Problem to solve: Can you update the book review, beginning at the words "Much of Abby's" and stopping after "really bad period.", so that "school" becomes "academy" throughout?

Excerpted text:

Much of Abby's trouble stems from being from a slightly disreputable working class family. She's been admitted on a scholarship to the same private school as her best friend Gretchen, whose wealthy uptight parents immediately blame Abby for everything as soon as Gretchen starts getting in trouble. Soon Abby is the goat at school, even as she can see Gretchen destroying lives all around her. This is one of those books in which adults are useless if not malign, and poor Abby, who is, after all, only 16 and was never the sharpest or most survival-minded kid, is in way over her head when she realizes Gretchen is not just
having a really bad period.
(I did find myself wondering, after the Big Bad's name in all its infernal glory is revealed, why a demon lord who commands 30 legions in hell and is the living embodiment of Armageddon is wielding his power by.... possessing a teenager and starting drama at a suburban high school. But such were horror films in the 80s as well.)

Information provided:
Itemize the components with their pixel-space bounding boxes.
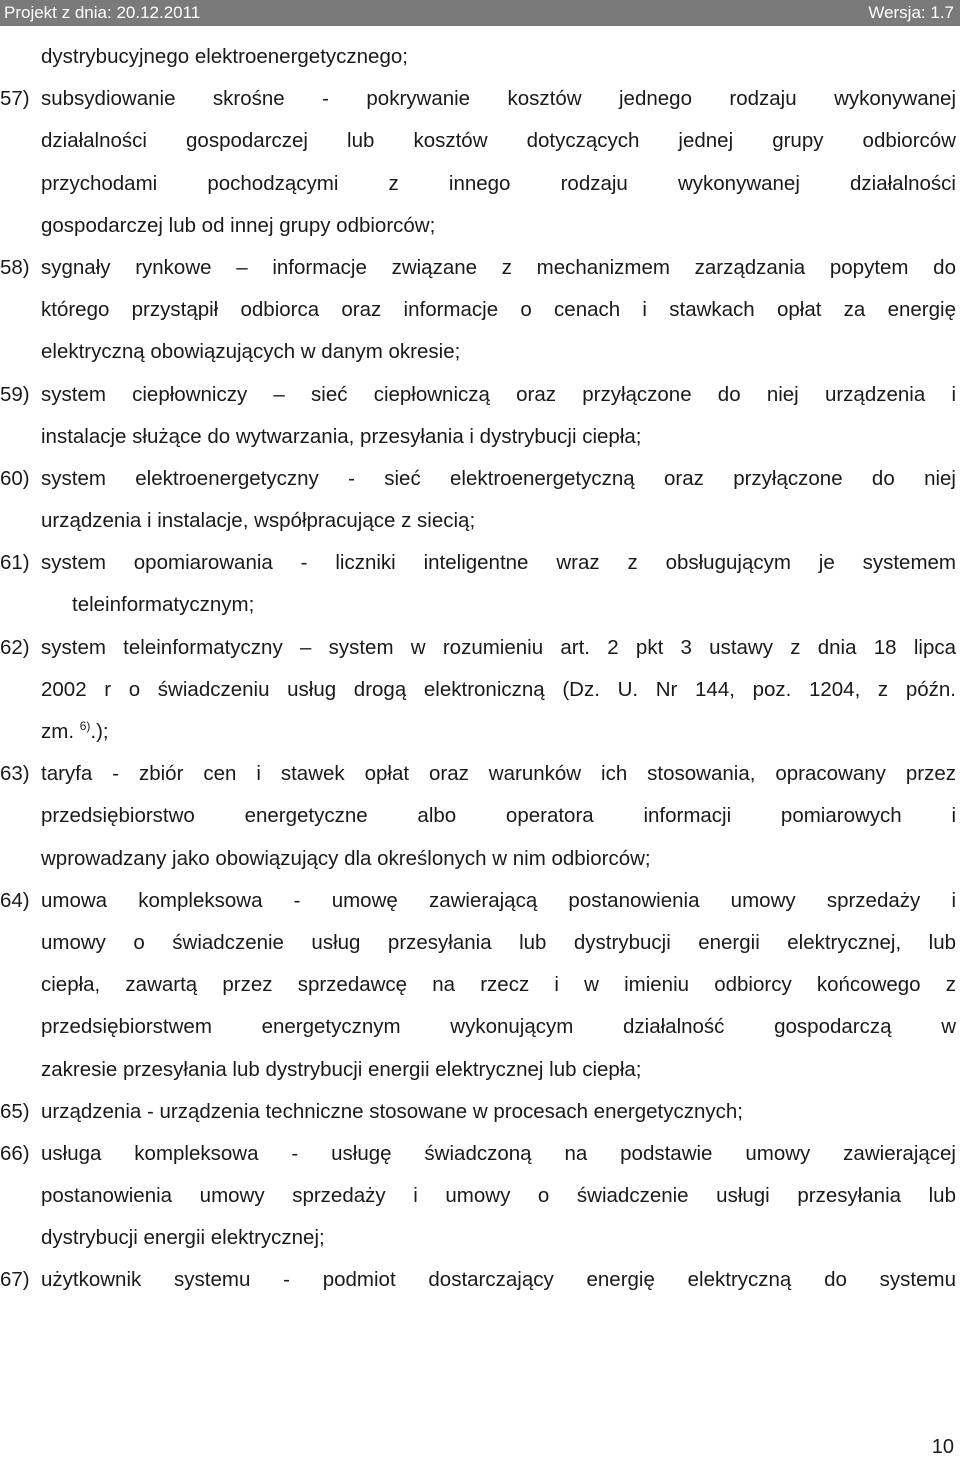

Result:
Much of Abby's trouble stems from being from a slightly disreputable working class family. She's been admitted on a scholarship to the same private academy as her best friend Gretchen, whose wealthy uptight parents immediately blame Abby for everything as soon as Gretchen starts getting in trouble. Soon Abby is the goat at academy, even as she can see Gretchen destroying lives all around her. This is one of those books in which adults are useless if not malign, and poor Abby, who is, after all, only 16 and was never the sharpest or most survival-minded kid, is in way over her head when she realizes Gretchen is not just
having a really bad period.